> Listed records

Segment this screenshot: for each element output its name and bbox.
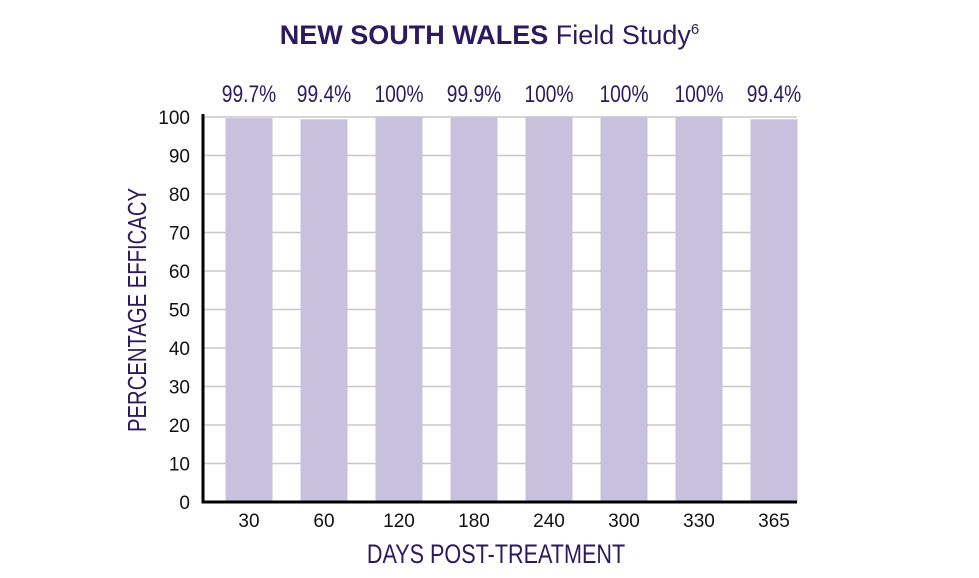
bar-240 (525, 117, 573, 502)
data-label: 99.9% (447, 80, 501, 108)
chart-title: NEW SOUTH WALES Field Study6 (0, 18, 979, 52)
bar-30 (225, 118, 273, 502)
bar-180 (450, 117, 498, 502)
chart-title-superscript: 6 (690, 21, 700, 38)
y-tick-label: 100 (158, 108, 190, 129)
bar-300 (600, 117, 648, 502)
x-tick-label: 60 (313, 511, 334, 532)
bar-120 (375, 117, 423, 502)
bars (225, 117, 798, 502)
y-tick-label: 20 (169, 416, 190, 437)
x-tick-label: 30 (238, 511, 259, 532)
axes (201, 114, 797, 504)
y-tick-label: 40 (169, 339, 190, 360)
data-label: 99.4% (747, 80, 801, 108)
data-label: 100% (524, 80, 573, 108)
x-tick-label: 300 (608, 511, 640, 532)
x-axis-label: DAYS POST-TREATMENT (367, 540, 625, 570)
x-tick-label: 120 (383, 511, 415, 532)
chart-title-light: Field Study (555, 20, 691, 50)
y-tick-label: 70 (169, 224, 190, 245)
y-tick-label: 50 (169, 301, 190, 322)
data-label: 100% (674, 80, 723, 108)
y-axis-label: PERCENTAGE EFFICACY (123, 188, 152, 432)
data-label: 99.7% (222, 80, 276, 108)
bar-365 (750, 119, 798, 502)
x-tick-label: 365 (758, 511, 790, 532)
y-tick-label: 0 (179, 493, 190, 514)
bar-60 (300, 119, 348, 502)
data-label: 99.4% (297, 80, 351, 108)
chart-title-bold: NEW SOUTH WALES (279, 20, 549, 50)
y-tick-label: 90 (169, 147, 190, 168)
data-label: 100% (374, 80, 423, 108)
x-tick-label: 180 (458, 511, 490, 532)
y-tick-label: 60 (169, 262, 190, 283)
y-tick-label: 10 (169, 455, 190, 476)
y-tick-label: 30 (169, 378, 190, 399)
bar-330 (675, 117, 723, 502)
data-label: 100% (599, 80, 648, 108)
x-tick-label: 240 (533, 511, 565, 532)
y-tick-label: 80 (169, 185, 190, 206)
labels: 0 10 20 30 40 50 60 70 80 90 100 99.7% 30 99.4% 60 100%… (158, 80, 801, 532)
x-tick-label: 330 (683, 511, 715, 532)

> Exercise instructions
Convert the items above into a JSON list of strings, one string per line, with blank lines skipped and the pictures left out.

> Answer to this exercise
[
  "Segment this screenshot: for each element output its name and bbox.",
  "bar-240 (525, 117, 573, 502)",
  "data-label: 99.9% (447, 80, 501, 108)",
  "chart-title: NEW SOUTH WALES Field Study6 (0, 18, 979, 52)",
  "bar-30 (225, 118, 273, 502)",
  "bar-180 (450, 117, 498, 502)",
  "chart-title-superscript: 6 (690, 21, 700, 38)",
  "y-tick-label: 100 (158, 108, 190, 129)",
  "bar-300 (600, 117, 648, 502)",
  "x-tick-label: 60 (313, 511, 334, 532)",
  "bar-120 (375, 117, 423, 502)",
  "bars (225, 117, 798, 502)",
  "y-tick-label: 20 (169, 416, 190, 437)",
  "x-tick-label: 30 (238, 511, 259, 532)",
  "axes (201, 114, 797, 504)",
  "y-tick-label: 40 (169, 339, 190, 360)",
  "data-label: 99.4% (747, 80, 801, 108)",
  "data-label: 100% (524, 80, 573, 108)",
  "x-tick-label: 300 (608, 511, 640, 532)",
  "x-axis-label: DAYS POST-TREATMENT (367, 540, 625, 570)",
  "x-tick-label: 120 (383, 511, 415, 532)",
  "chart-title-light: Field Study (555, 20, 691, 50)",
  "y-tick-label: 70 (169, 224, 190, 245)",
  "y-tick-label: 50 (169, 301, 190, 322)",
  "data-label: 100% (674, 80, 723, 108)",
  "y-axis-label: PERCENTAGE EFFICACY (123, 188, 152, 432)",
  "data-label: 99.7% (222, 80, 276, 108)",
  "bar-365 (750, 119, 798, 502)",
  "x-tick-label: 365 (758, 511, 790, 532)",
  "y-tick-label: 0 (179, 493, 190, 514)",
  "bar-60 (300, 119, 348, 502)",
  "data-label: 99.4% (297, 80, 351, 108)",
  "chart-title-bold: NEW SOUTH WALES (279, 20, 549, 50)",
  "y-tick-label: 90 (169, 147, 190, 168)",
  "data-label: 100% (374, 80, 423, 108)",
  "x-tick-label: 180 (458, 511, 490, 532)",
  "y-tick-label: 60 (169, 262, 190, 283)",
  "y-tick-label: 10 (169, 455, 190, 476)",
  "y-tick-label: 30 (169, 378, 190, 399)",
  "bar-330 (675, 117, 723, 502)",
  "data-label: 100% (599, 80, 648, 108)",
  "x-tick-label: 240 (533, 511, 565, 532)",
  "y-tick-label: 80 (169, 185, 190, 206)",
  "labels: 0 10 20 30 40 50 60 70 80 90 100 99.7% 30 99.4% 60 100%… (158, 80, 801, 532)",
  "x-tick-label: 330 (683, 511, 715, 532)"
]